* _EXERCISE MATERIALS_
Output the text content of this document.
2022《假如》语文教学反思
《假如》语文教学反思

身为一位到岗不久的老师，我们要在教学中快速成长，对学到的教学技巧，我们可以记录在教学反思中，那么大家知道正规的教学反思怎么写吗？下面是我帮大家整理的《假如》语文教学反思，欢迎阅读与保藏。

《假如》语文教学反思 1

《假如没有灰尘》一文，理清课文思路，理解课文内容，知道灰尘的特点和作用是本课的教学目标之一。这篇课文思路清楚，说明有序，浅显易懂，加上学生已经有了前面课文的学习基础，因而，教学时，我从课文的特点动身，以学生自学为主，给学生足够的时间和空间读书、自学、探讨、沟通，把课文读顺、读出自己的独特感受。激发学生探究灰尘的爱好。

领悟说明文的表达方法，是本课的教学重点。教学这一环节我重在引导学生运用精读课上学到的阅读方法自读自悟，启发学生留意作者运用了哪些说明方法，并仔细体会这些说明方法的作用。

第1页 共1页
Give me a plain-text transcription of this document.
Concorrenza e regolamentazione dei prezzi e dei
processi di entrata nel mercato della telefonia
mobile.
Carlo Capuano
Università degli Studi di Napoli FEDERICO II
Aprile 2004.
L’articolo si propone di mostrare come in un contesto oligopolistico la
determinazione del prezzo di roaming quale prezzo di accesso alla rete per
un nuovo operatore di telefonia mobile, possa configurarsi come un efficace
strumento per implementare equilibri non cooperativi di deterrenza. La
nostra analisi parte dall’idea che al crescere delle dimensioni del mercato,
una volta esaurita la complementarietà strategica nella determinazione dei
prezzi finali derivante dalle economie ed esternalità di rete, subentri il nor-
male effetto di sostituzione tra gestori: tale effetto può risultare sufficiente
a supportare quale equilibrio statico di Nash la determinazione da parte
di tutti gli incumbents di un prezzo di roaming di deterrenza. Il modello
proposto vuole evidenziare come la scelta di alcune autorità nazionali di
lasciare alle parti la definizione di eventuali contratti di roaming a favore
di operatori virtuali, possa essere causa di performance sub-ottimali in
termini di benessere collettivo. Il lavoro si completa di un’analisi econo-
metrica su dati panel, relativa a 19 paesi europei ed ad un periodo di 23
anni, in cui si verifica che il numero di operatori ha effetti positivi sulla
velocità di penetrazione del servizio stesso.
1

* _WHAT IS BEING ASKED_
Return each entry from the material above exactly as it appears.

* _SOLUTION FOR THIS PROBLEM_
Output the text content of this document.
2022《假如》语文教学反思
《假如》语文教学反思

身为一位到岗不久的老师，我们要在教学中快速成长，对学到的教学技巧，我们可以记录在教学反思中，那么大家知道正规的教学反思怎么写吗？下面是我帮大家整理的《假如》语文教学反思，欢迎阅读与保藏。

《假如》语文教学反思 1

《假如没有灰尘》一文，理清课文思路，理解课文内容，知道灰尘的特点和作用是本课的教学目标之一。这篇课文思路清楚，说明有序，浅显易懂，加上学生已经有了前面课文的学习基础，因而，教学时，我从课文的特点动身，以学生自学为主，给学生足够的时间和空间读书、自学、探讨、沟通，把课文读顺、读出自己的独特感受。激发学生探究灰尘的爱好。

领悟说明文的表达方法，是本课的教学重点。教学这一环节我重在引导学生运用精读课上学到的阅读方法自读自悟，启发学生留意作者运用了哪些说明方法，并仔细体会这些说明方法的作用。

第1页 共1页
Give me a plain-text transcription of this document.
Concorrenza e regolamentazione dei prezzi e dei
processi di entrata nel mercato della telefonia
mobile.
Carlo Capuano
Università degli Studi di Napoli FEDERICO II
Aprile 2004.
L’articolo si propone di mostrare come in un contesto oligopolistico la
determinazione del prezzo di roaming quale prezzo di accesso alla rete per
un nuovo operatore di telefonia mobile, possa configurarsi come un efficace
strumento per implementare equilibri non cooperativi di deterrenza. La
nostra analisi parte dall’idea che al crescere delle dimensioni del mercato,
una volta esaurita la complementarietà strategica nella determinazione dei
prezzi finali derivante dalle economie ed esternalità di rete, subentri il nor-
male effetto di sostituzione tra gestori: tale effetto può risultare sufficiente
a supportare quale equilibrio statico di Nash la determinazione da parte
di tutti gli incumbents di un prezzo di roaming di deterrenza. Il modello
proposto vuole evidenziare come la scelta di alcune autorità nazionali di
lasciare alle parti la definizione di eventuali contratti di roaming a favore
di operatori virtuali, possa essere causa di performance sub-ottimali in
termini di benessere collettivo. Il lavoro si completa di un’analisi econo-
metrica su dati panel, relativa a 19 paesi europei ed ad un periodo di 23
anni, in cui si verifica che il numero di operatori ha effetti positivi sulla
velocità di penetrazione del servizio stesso.
1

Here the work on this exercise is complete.